THE TASK: Leave out the pictures and copy everything else in the entries exactly.
[start]
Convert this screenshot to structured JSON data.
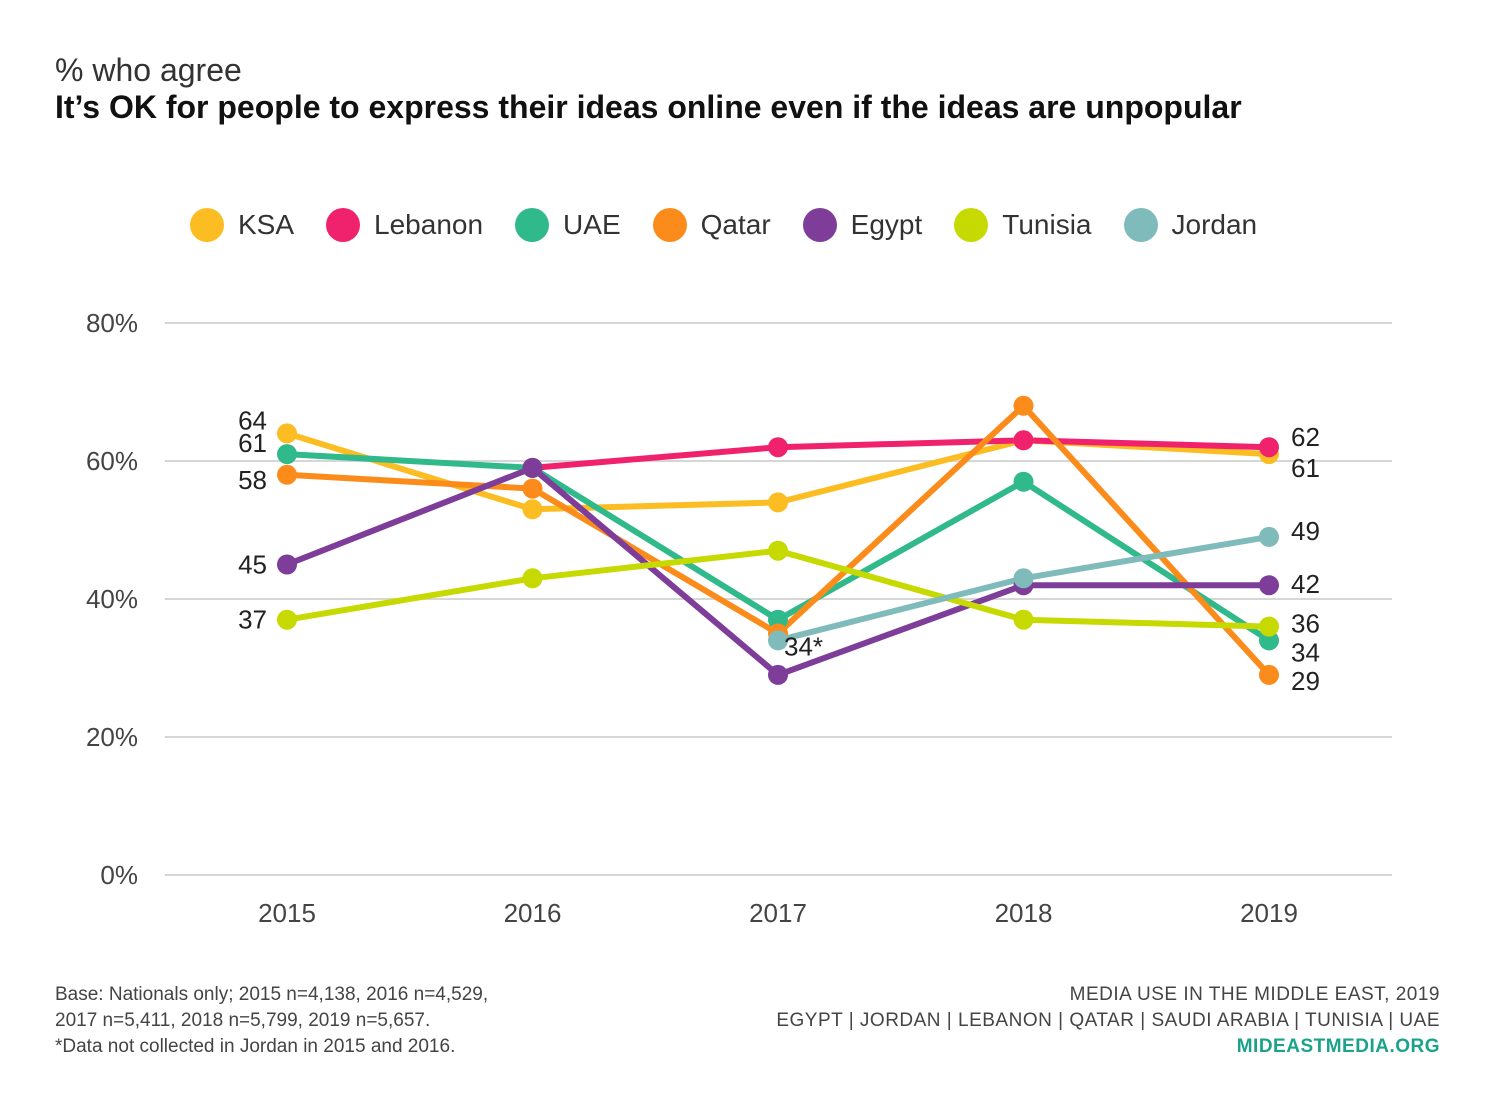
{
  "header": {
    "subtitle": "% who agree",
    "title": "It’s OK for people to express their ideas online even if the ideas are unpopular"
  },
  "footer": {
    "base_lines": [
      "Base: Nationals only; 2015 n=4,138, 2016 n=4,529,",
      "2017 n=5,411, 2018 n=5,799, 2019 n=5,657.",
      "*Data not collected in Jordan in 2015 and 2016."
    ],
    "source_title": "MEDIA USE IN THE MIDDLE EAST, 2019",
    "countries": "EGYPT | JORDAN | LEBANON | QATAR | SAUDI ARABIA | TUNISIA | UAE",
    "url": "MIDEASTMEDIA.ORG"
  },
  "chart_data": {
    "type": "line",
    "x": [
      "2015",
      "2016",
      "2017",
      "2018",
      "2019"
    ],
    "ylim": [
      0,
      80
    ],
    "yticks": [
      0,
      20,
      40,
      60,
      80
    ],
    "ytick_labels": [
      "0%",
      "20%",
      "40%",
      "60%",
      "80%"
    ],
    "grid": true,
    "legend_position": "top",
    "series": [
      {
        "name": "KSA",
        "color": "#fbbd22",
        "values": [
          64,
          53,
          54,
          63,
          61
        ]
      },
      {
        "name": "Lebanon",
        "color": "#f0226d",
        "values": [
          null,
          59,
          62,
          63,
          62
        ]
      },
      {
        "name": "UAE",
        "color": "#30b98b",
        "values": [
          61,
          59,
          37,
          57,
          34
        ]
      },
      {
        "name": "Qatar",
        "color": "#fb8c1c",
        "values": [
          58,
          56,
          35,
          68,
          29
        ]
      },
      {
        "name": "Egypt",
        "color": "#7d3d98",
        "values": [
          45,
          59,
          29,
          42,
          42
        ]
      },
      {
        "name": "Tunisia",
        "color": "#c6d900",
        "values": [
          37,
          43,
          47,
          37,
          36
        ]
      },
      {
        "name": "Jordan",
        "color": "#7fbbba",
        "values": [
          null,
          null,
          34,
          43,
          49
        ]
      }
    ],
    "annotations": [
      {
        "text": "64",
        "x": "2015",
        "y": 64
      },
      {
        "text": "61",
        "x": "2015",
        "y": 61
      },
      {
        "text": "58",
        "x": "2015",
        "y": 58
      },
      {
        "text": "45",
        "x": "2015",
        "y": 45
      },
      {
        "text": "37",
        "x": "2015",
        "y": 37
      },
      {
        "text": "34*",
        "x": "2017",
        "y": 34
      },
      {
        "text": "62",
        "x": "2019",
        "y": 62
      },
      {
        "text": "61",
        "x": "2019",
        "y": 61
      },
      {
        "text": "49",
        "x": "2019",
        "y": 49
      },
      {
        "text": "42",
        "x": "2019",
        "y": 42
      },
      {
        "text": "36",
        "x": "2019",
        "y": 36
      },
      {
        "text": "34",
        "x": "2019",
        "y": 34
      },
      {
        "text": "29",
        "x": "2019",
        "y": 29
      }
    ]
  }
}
[end]
RESULT OF THIS TASK:
Convert this screenshot to structured JSON data.
{
  "header": {
    "subtitle": "% who agree",
    "title": "It’s OK for people to express their ideas online even if the ideas are unpopular"
  },
  "footer": {
    "base_lines": [
      "Base: Nationals only; 2015 n=4,138, 2016 n=4,529,",
      "2017 n=5,411, 2018 n=5,799, 2019 n=5,657.",
      "*Data not collected in Jordan in 2015 and 2016."
    ],
    "source_title": "MEDIA USE IN THE MIDDLE EAST, 2019",
    "countries": "EGYPT | JORDAN | LEBANON | QATAR | SAUDI ARABIA | TUNISIA | UAE",
    "url": "MIDEASTMEDIA.ORG"
  },
  "chart_data": {
    "type": "line",
    "x": [
      "2015",
      "2016",
      "2017",
      "2018",
      "2019"
    ],
    "ylim": [
      0,
      80
    ],
    "yticks": [
      0,
      20,
      40,
      60,
      80
    ],
    "ytick_labels": [
      "0%",
      "20%",
      "40%",
      "60%",
      "80%"
    ],
    "grid": true,
    "legend_position": "top",
    "series": [
      {
        "name": "KSA",
        "color": "#fbbd22",
        "values": [
          64,
          53,
          54,
          63,
          61
        ]
      },
      {
        "name": "Lebanon",
        "color": "#f0226d",
        "values": [
          null,
          59,
          62,
          63,
          62
        ]
      },
      {
        "name": "UAE",
        "color": "#30b98b",
        "values": [
          61,
          59,
          37,
          57,
          34
        ]
      },
      {
        "name": "Qatar",
        "color": "#fb8c1c",
        "values": [
          58,
          56,
          35,
          68,
          29
        ]
      },
      {
        "name": "Egypt",
        "color": "#7d3d98",
        "values": [
          45,
          59,
          29,
          42,
          42
        ]
      },
      {
        "name": "Tunisia",
        "color": "#c6d900",
        "values": [
          37,
          43,
          47,
          37,
          36
        ]
      },
      {
        "name": "Jordan",
        "color": "#7fbbba",
        "values": [
          null,
          null,
          34,
          43,
          49
        ]
      }
    ],
    "annotations": [
      {
        "text": "64",
        "x": "2015",
        "y": 64
      },
      {
        "text": "61",
        "x": "2015",
        "y": 61
      },
      {
        "text": "58",
        "x": "2015",
        "y": 58
      },
      {
        "text": "45",
        "x": "2015",
        "y": 45
      },
      {
        "text": "37",
        "x": "2015",
        "y": 37
      },
      {
        "text": "34*",
        "x": "2017",
        "y": 34
      },
      {
        "text": "62",
        "x": "2019",
        "y": 62
      },
      {
        "text": "61",
        "x": "2019",
        "y": 61
      },
      {
        "text": "49",
        "x": "2019",
        "y": 49
      },
      {
        "text": "42",
        "x": "2019",
        "y": 42
      },
      {
        "text": "36",
        "x": "2019",
        "y": 36
      },
      {
        "text": "34",
        "x": "2019",
        "y": 34
      },
      {
        "text": "29",
        "x": "2019",
        "y": 29
      }
    ]
  }
}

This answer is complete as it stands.